(TEXTE DU DOCUMENT):
►
La notion de virtuel qui se dégage de cet exemple élémentaire s’applique dans d’autres modalités sensorielles. Il est ainsi très facile de fabriquer des sons virtuels, qui semblent provenir d’un endroit d’où aucun son réel ne peut être émis. On vérifiera aisément que toutes les considérations générales précédentes au sujet du reflet peuvent être transposées à ces sons virtuels.
En outre, les technologies de la réalité virtuelle (RV), avec leur objectif ultime d’immersion sensorielle totale, visent à étendre à tout l’espace le champ d’observation visuelle des objets virtuels et à étendre l’immersion à d’autres modalités sensori-motrices. Toutes les propriétés du virtuel relevées au sujet des images virtuelles se transposent, par construction, aux » mondes virtuels » de la RV, dans les modalités sensorielles concernées. Que l’objectif pratique défini par les besoins effectifs de chaque application soit en réalité beaucoup moins ambitieux ne change rien à cette conclusion, si ce n’est qu’en RV, comme dans tous les cas précédents, le cadre opératoire est limité a priori.
◄
(TÂCHE COURTE A): Recopiez à l'identique, s'il vous plaît, les enregistrements depuis leur toute première ligne jusqu'à celle qui contient "find all labels, buttons, inputs, and", cette dernière comprise. Laissez de côté les images.

(LIGNES DE DONNÉES):
►
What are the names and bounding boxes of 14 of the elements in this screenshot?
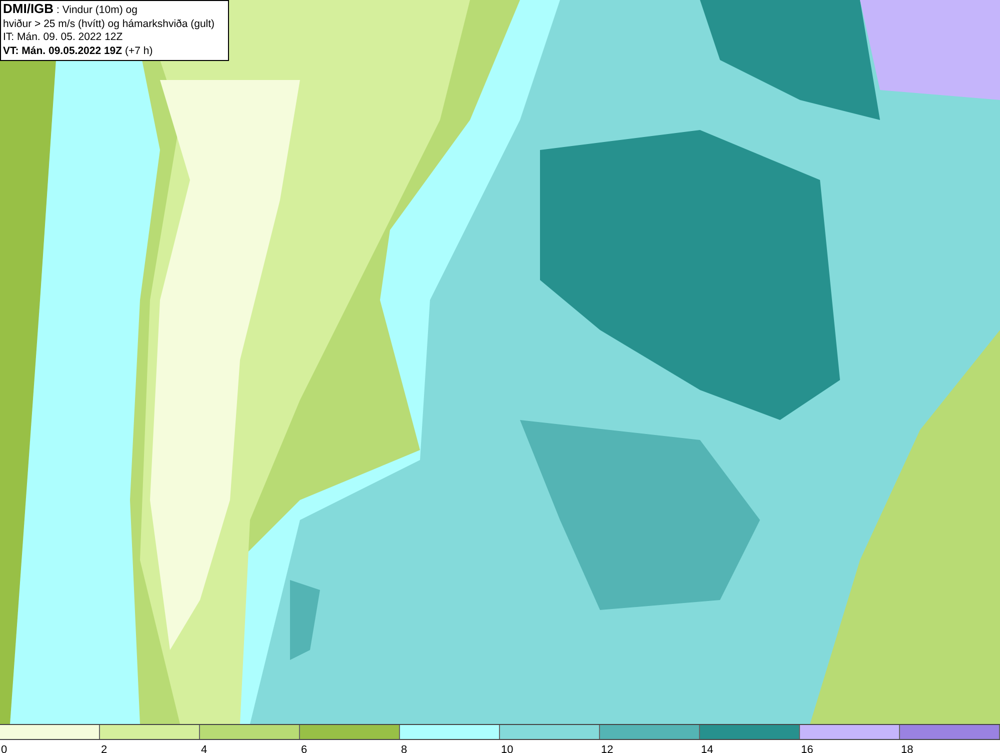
legend-label: 6 [300,744,308,753]
legend-label: 2 [100,744,108,753]
legend-label: 0 [0,744,8,753]
legend-label: 12 [600,744,614,753]
legend-label: 10 [500,744,514,753]
title-line: DMI/IGB : Vindur (10m) og [3,2,138,18]
legend-label: 8 [400,744,408,753]
legend-label: 16 [800,744,814,753]
legend-label: 14 [700,744,714,753]
legend-label: 4 [200,744,208,753]
legend-label: 18 [900,744,914,753]
title-line: hviður > 25 m/s (hvítt) og hámarkshviða (gult) [3,18,216,31]
title-line: VT: Mán. 09.05.2022 19Z (+7 h) [3,44,154,58]
title-line: IT: Mán. 09. 05. 2022 12Z [3,31,124,44]
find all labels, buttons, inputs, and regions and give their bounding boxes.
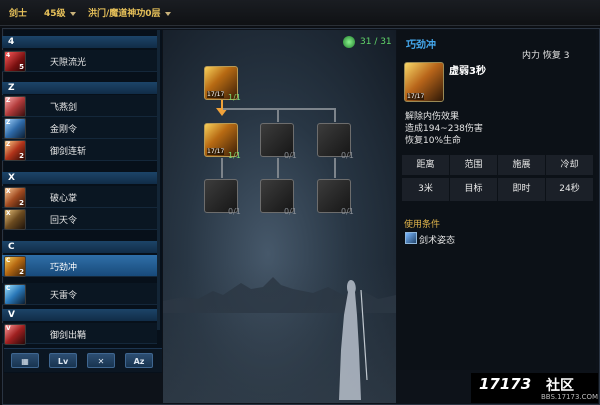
skill-name: 金刚令: [50, 125, 78, 135]
skill-points-counter: 31 / 31: [360, 37, 392, 47]
skill-name: 天雷令: [50, 291, 78, 301]
connector: [334, 158, 336, 178]
connector: [277, 108, 279, 122]
node-count: 0/1: [284, 151, 297, 160]
sort-type-button[interactable]: ✕: [87, 353, 115, 368]
skill-cost: 内力 恢复 3: [522, 51, 570, 61]
skill-icon: X: [4, 209, 26, 230]
grid-view-button[interactable]: ▦: [11, 353, 39, 368]
node-count: 0/1: [341, 151, 354, 160]
stat-value-cast: 即时: [498, 178, 545, 201]
level-dropdown[interactable]: 45级: [44, 6, 76, 19]
section-header-4: 4: [2, 36, 157, 48]
watermark-logo: 17173: [479, 375, 532, 393]
skill-points-icon: [343, 36, 355, 48]
skill-row-tianxiliuguang[interactable]: 45 天隙流光: [2, 50, 157, 72]
usage-condition-title: 使用条件: [404, 220, 441, 230]
stat-value-cooldown: 24秒: [546, 178, 593, 201]
connector: [277, 158, 279, 178]
chevron-down-icon: [69, 11, 76, 16]
skill-row-qiaojinchong[interactable]: C2 巧劲冲: [2, 255, 157, 277]
skill-detail-icon: 17/17: [404, 62, 444, 102]
skill-row-huitianling[interactable]: X 回天令: [2, 208, 157, 230]
class-label: 剑士: [9, 9, 28, 19]
sort-name-button[interactable]: Az: [125, 353, 153, 368]
connector: [334, 108, 336, 122]
skill-desc-line: 恢复10%生命: [405, 136, 462, 146]
skill-row-tianleiling[interactable]: C 天雷令: [2, 283, 157, 305]
skill-icon: Z: [4, 118, 26, 139]
stat-header-cast: 施展: [498, 155, 545, 175]
sort-toolbar: ▦ Lv ✕ Az: [4, 348, 162, 372]
stat-header-area: 范围: [450, 155, 497, 175]
skill-tree-panel: [163, 30, 396, 403]
node-count: 0/1: [284, 207, 297, 216]
skill-list-scrollbar[interactable]: [157, 30, 160, 330]
skill-name: 御剑连斩: [50, 147, 87, 157]
chevron-down-icon: [164, 11, 171, 16]
skill-row-poxinzhang[interactable]: X2 破心掌: [2, 186, 157, 208]
skill-icon: 45: [4, 51, 26, 72]
connector: [223, 108, 336, 110]
connector: [221, 158, 223, 178]
skill-row-jingangling[interactable]: Z 金刚令: [2, 117, 157, 139]
skill-row-yujianlianzhan[interactable]: Z2 御剑连斩: [2, 139, 157, 161]
stat-value-area: 目标: [450, 178, 497, 201]
skill-icon: C2: [4, 256, 26, 277]
skill-icon: Z: [4, 96, 26, 117]
skill-icon: C: [4, 284, 26, 305]
skill-row-feiyanjian[interactable]: Z 飞燕剑: [2, 95, 157, 117]
stat-value-range: 3米: [402, 178, 449, 201]
skill-name: 巧劲冲: [50, 263, 78, 273]
sword-stance-icon: [405, 232, 417, 244]
school-dropdown[interactable]: 洪门/魔道神功0层: [88, 6, 171, 19]
skill-name: 破心掌: [50, 194, 78, 204]
node-count: 0/1: [341, 207, 354, 216]
skill-effect-state: 虚弱3秒: [449, 66, 486, 77]
stat-header-cooldown: 冷却: [546, 155, 593, 175]
section-header-c: C: [2, 241, 157, 253]
skill-icon: V: [4, 324, 26, 345]
skill-name: 回天令: [50, 216, 78, 226]
skill-icon: X2: [4, 187, 26, 208]
skill-detail-name: 巧劲冲: [406, 40, 436, 51]
site-watermark: 17173 社区 BBS.17173.COM: [471, 373, 598, 403]
node-count: 0/1: [228, 207, 241, 216]
skill-name: 御剑出鞘: [50, 331, 87, 341]
node-count: 1/1: [228, 151, 241, 160]
skill-icon: Z2: [4, 140, 26, 161]
swordsman-figure: [339, 280, 368, 400]
skill-name: 飞燕剑: [50, 103, 78, 113]
section-header-v: V: [2, 309, 157, 321]
watermark-brand: 社区: [546, 378, 574, 394]
skill-name: 天隙流光: [50, 58, 87, 68]
top-bar: 剑士 45级 洪门/魔道神功0层: [0, 0, 600, 26]
watermark-url: BBS.17173.COM: [541, 393, 599, 401]
section-header-x: X: [2, 172, 157, 184]
section-header-z: Z: [2, 82, 157, 94]
node-count: 1/1: [228, 93, 241, 102]
stat-header-range: 距离: [402, 155, 449, 175]
skill-row-yujianchuqiao[interactable]: V 御剑出鞘: [2, 323, 157, 345]
usage-condition-item: 剑术姿态: [419, 236, 456, 246]
sort-level-button[interactable]: Lv: [49, 353, 77, 368]
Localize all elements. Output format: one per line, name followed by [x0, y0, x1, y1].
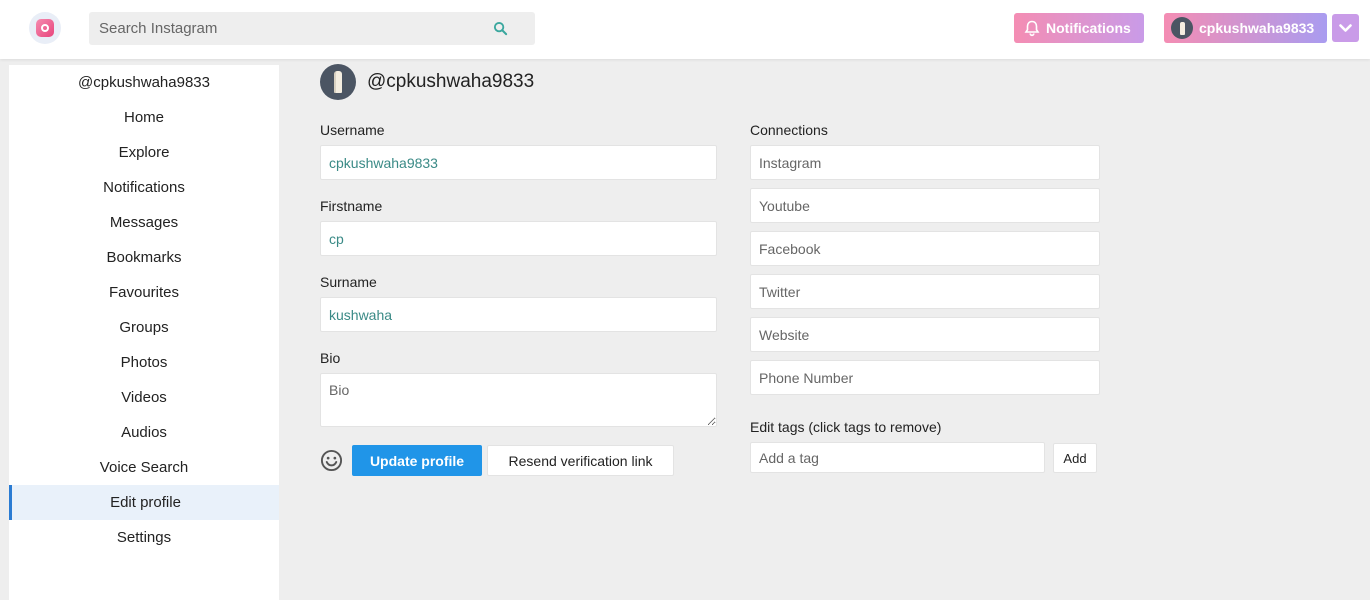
surname-field[interactable]: [320, 297, 717, 332]
firstname-label: Firstname: [320, 198, 383, 214]
sidebar-item-favourites[interactable]: Favourites: [9, 275, 279, 310]
sidebar-item-explore[interactable]: Explore: [9, 135, 279, 170]
sidebar-item-home[interactable]: Home: [9, 100, 279, 135]
search-icon[interactable]: [493, 21, 508, 36]
username-label: Username: [320, 122, 385, 138]
top-bar: Notifications cpkushwaha9833: [0, 0, 1370, 59]
sidebar-item-notifications[interactable]: Notifications: [9, 170, 279, 205]
profile-header: @cpkushwaha9833: [320, 64, 534, 100]
tag-input[interactable]: [750, 442, 1045, 473]
notifications-button[interactable]: Notifications: [1014, 13, 1144, 43]
sidebar-item-settings[interactable]: Settings: [9, 520, 279, 555]
emoji-icon[interactable]: [320, 449, 343, 472]
resend-verification-button[interactable]: Resend verification link: [487, 445, 674, 476]
youtube-field[interactable]: [750, 188, 1100, 223]
sidebar-nav: Home Explore Notifications Messages Book…: [9, 100, 279, 555]
user-dropdown-button[interactable]: [1332, 14, 1359, 42]
instagram-field[interactable]: [750, 145, 1100, 180]
sidebar-item-groups[interactable]: Groups: [9, 310, 279, 345]
bio-field[interactable]: [320, 373, 717, 427]
bell-icon: [1024, 20, 1040, 36]
bio-label: Bio: [320, 350, 341, 366]
sidebar-item-messages[interactable]: Messages: [9, 205, 279, 240]
facebook-field[interactable]: [750, 231, 1100, 266]
chevron-down-icon: [1339, 23, 1352, 32]
add-tag-button[interactable]: Add: [1053, 443, 1097, 473]
update-profile-button[interactable]: Update profile: [352, 445, 482, 476]
avatar[interactable]: [320, 64, 356, 100]
user-menu-label: cpkushwaha9833: [1199, 20, 1315, 36]
connections-label: Connections: [750, 122, 828, 138]
profile-handle: @cpkushwaha9833: [367, 71, 535, 92]
username-field[interactable]: [320, 145, 717, 180]
website-field[interactable]: [750, 317, 1100, 352]
search-input[interactable]: [89, 12, 479, 45]
avatar: [1171, 17, 1193, 39]
sidebar-item-edit-profile[interactable]: Edit profile: [9, 485, 279, 520]
twitter-field[interactable]: [750, 274, 1100, 309]
sidebar-item-voice-search[interactable]: Voice Search: [9, 450, 279, 485]
sidebar: @cpkushwaha9833 Home Explore Notificatio…: [9, 65, 279, 600]
sidebar-item-photos[interactable]: Photos: [9, 345, 279, 380]
search-bar: [89, 12, 535, 45]
sidebar-item-bookmarks[interactable]: Bookmarks: [9, 240, 279, 275]
notifications-button-label: Notifications: [1046, 20, 1131, 36]
sidebar-handle[interactable]: @cpkushwaha9833: [9, 65, 279, 100]
surname-label: Surname: [320, 274, 377, 290]
firstname-field[interactable]: [320, 221, 717, 256]
tags-label: Edit tags (click tags to remove): [750, 419, 942, 435]
sidebar-item-audios[interactable]: Audios: [9, 415, 279, 450]
phone-number-field[interactable]: [750, 360, 1100, 395]
user-menu-button[interactable]: cpkushwaha9833: [1164, 13, 1327, 43]
sidebar-item-videos[interactable]: Videos: [9, 380, 279, 415]
instagram-logo-icon[interactable]: [29, 12, 61, 44]
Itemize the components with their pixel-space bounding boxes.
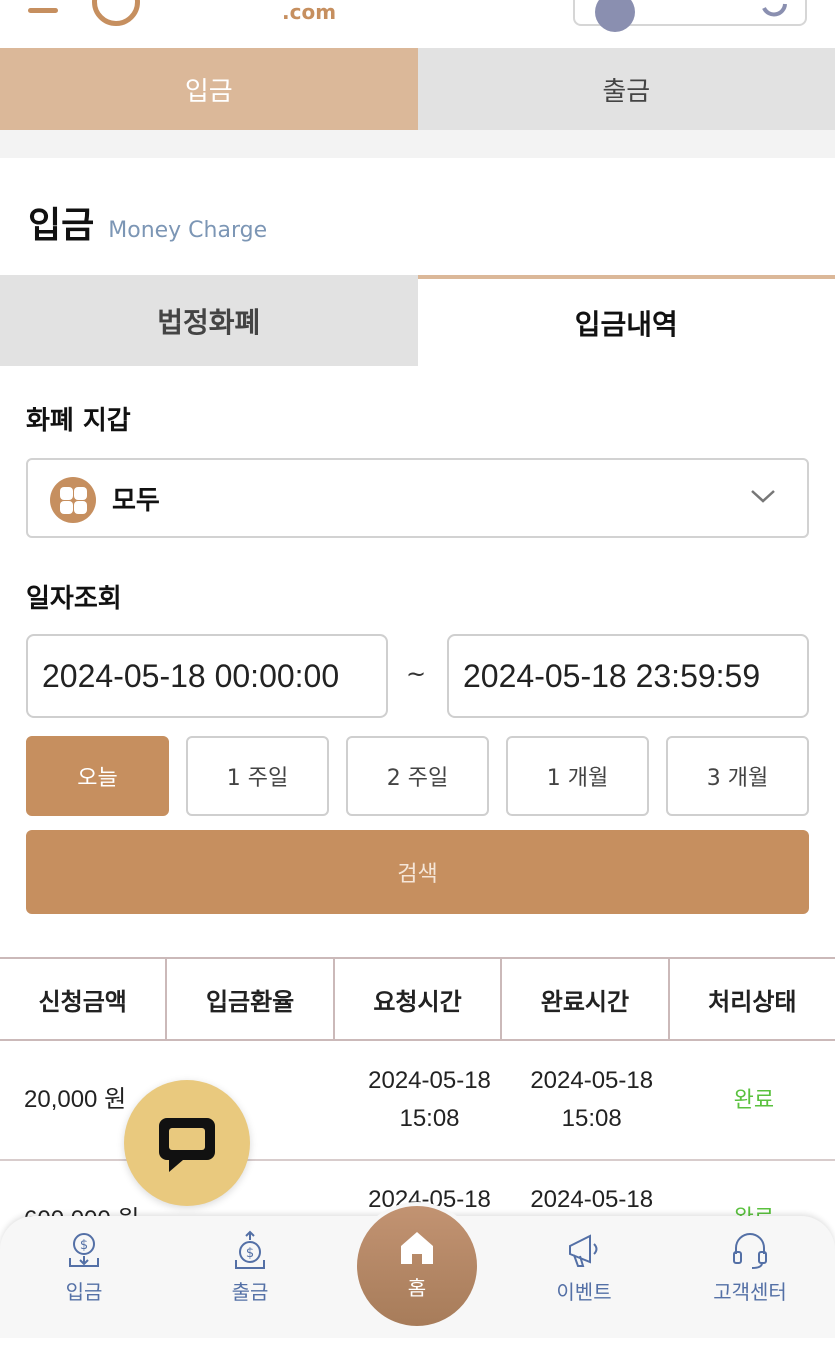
◄
(TÂCHE COURTE B): D'après le texte, d'où semblent provenir les sons virtuels ?

(RÉPONSE ATTENDUE A):
What are the names and bounding boxes of 14 of the elements in this screenshot?
legend-label: 6 [300,744,308,753]
legend-label: 2 [100,744,108,753]
legend-label: 0 [0,744,8,753]
legend-label: 12 [600,744,614,753]
legend-label: 10 [500,744,514,753]
title-line: DMI/IGB : Vindur (10m) og [3,2,138,18]
legend-label: 8 [400,744,408,753]
legend-label: 16 [800,744,814,753]
legend-label: 14 [700,744,714,753]
legend-label: 4 [200,744,208,753]
legend-label: 18 [900,744,914,753]
title-line: hviður > 25 m/s (hvítt) og hámarkshviða (gult) [3,18,216,31]
title-line: VT: Mán. 09.05.2022 19Z (+7 h) [3,44,154,58]
title-line: IT: Mán. 09. 05. 2022 12Z [3,31,124,44]
find all labels, buttons, inputs, and regions and give their bounding boxes.

(RÉPONSE ATTENDUE B): Ils semblent provenir d'un endroit d'où aucun son réel ne peut être émis.